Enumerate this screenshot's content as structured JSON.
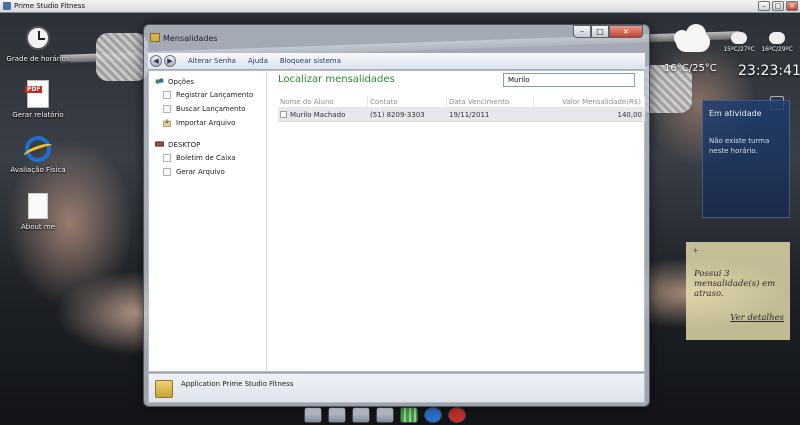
{
  "top_window": {
    "title": "Prime Studio Fitness"
  },
  "desktop_icons": [
    {
      "label": "Grade de horários"
    },
    {
      "label": "Gerar relatório"
    },
    {
      "label": "Avaliação Física"
    },
    {
      "label": "About me"
    }
  ],
  "weather": {
    "main_temp": "16°C/25°C",
    "small1": "15ºC/27ºC",
    "small2": "16ºC/29ºC",
    "time": "23:23:41"
  },
  "activity": {
    "title": "Em atividade",
    "text": "Não existe turma neste horário."
  },
  "sticky": {
    "text": "Possui 3 mensalidade(s) em atraso.",
    "link": "Ver detalhes"
  },
  "window": {
    "title": "Mensalidades",
    "menu": [
      "Alterar Senha",
      "Ajuda",
      "Bloquear sistema"
    ]
  },
  "sidebar": {
    "groups": [
      {
        "label": "Opções",
        "items": [
          "Registrar Lançamento",
          "Buscar Lançamento",
          "Importar Arquivo"
        ]
      },
      {
        "label": "DESKTOP",
        "items": [
          "Boletim de Caixa",
          "Gerar Arquivo"
        ]
      }
    ]
  },
  "main": {
    "title": "Localizar mensalidades",
    "search_value": "Murilo",
    "columns": [
      "Nome do Aluno",
      "Contato",
      "Data Vencimento",
      "Valor Mensalidade(R$)"
    ],
    "rows": [
      [
        "Murilo Machado",
        "(51) 8209-3303",
        "19/11/2011",
        "140,00"
      ]
    ]
  },
  "status": {
    "text": "Application Prime Studio Fitness"
  },
  "colors": {
    "title_green": "#2f8a2f",
    "menu_blue": "#223a66"
  }
}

◆ GIVEN INSTRUCTION
Collect every line with the string "Murilo" from the records, and copy each.

◆ SOLUTION TO THIS TASK
    "search_value": "Murilo",
        "Murilo Machado",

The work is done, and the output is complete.